• RECORDS FOR THIS EXERCISE:

[start]

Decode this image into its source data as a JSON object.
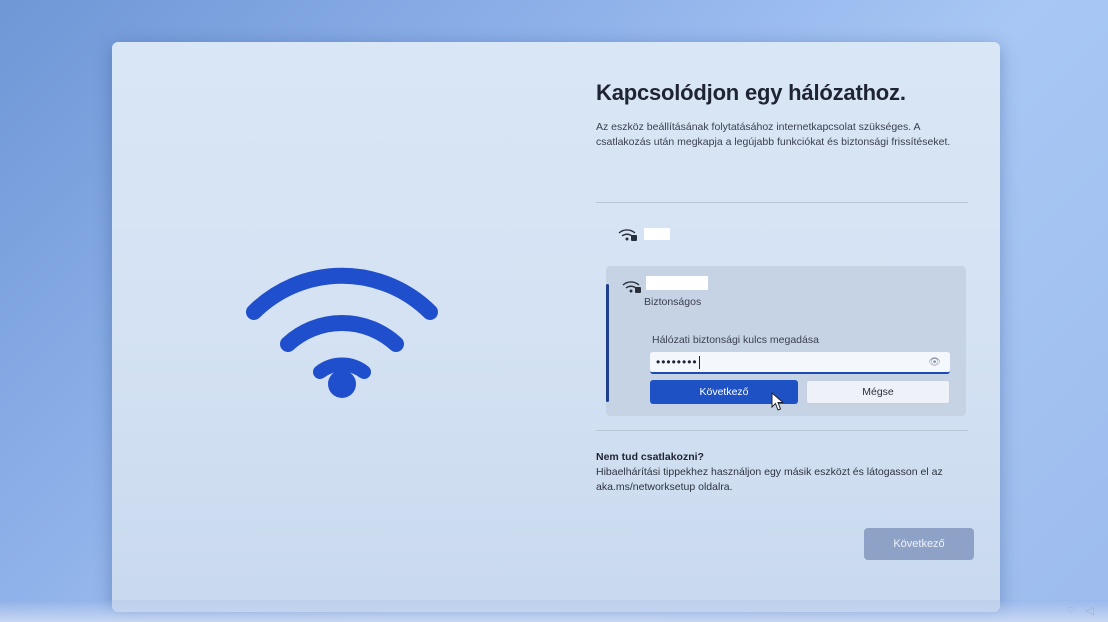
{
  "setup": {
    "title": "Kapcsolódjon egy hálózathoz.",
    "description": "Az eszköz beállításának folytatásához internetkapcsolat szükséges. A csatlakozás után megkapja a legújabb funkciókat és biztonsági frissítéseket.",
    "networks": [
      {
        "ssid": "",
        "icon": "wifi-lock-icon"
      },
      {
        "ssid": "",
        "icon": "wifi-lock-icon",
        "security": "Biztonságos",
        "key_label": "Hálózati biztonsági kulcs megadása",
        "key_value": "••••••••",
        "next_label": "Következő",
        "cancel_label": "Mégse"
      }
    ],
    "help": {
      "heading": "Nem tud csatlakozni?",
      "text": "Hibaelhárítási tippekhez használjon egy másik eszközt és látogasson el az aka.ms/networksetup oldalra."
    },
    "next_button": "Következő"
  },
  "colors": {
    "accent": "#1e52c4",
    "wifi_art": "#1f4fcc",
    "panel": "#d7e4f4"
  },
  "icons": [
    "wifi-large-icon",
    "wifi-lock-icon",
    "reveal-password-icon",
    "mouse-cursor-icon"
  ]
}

[end]

• WHAT YOU NEED TO DO: Pictures excluded, quote all the data above exactly.

• TASK SOLUTION:
Decode this image into its source data as a JSON object.
{
  "setup": {
    "title": "Kapcsolódjon egy hálózathoz.",
    "description": "Az eszköz beállításának folytatásához internetkapcsolat szükséges. A csatlakozás után megkapja a legújabb funkciókat és biztonsági frissítéseket.",
    "networks": [
      {
        "ssid": "",
        "icon": "wifi-lock-icon"
      },
      {
        "ssid": "",
        "icon": "wifi-lock-icon",
        "security": "Biztonságos",
        "key_label": "Hálózati biztonsági kulcs megadása",
        "key_value": "••••••••",
        "next_label": "Következő",
        "cancel_label": "Mégse"
      }
    ],
    "help": {
      "heading": "Nem tud csatlakozni?",
      "text": "Hibaelhárítási tippekhez használjon egy másik eszközt és látogasson el az aka.ms/networksetup oldalra."
    },
    "next_button": "Következő"
  },
  "colors": {
    "accent": "#1e52c4",
    "wifi_art": "#1f4fcc",
    "panel": "#d7e4f4"
  },
  "icons": [
    "wifi-large-icon",
    "wifi-lock-icon",
    "reveal-password-icon",
    "mouse-cursor-icon"
  ]
}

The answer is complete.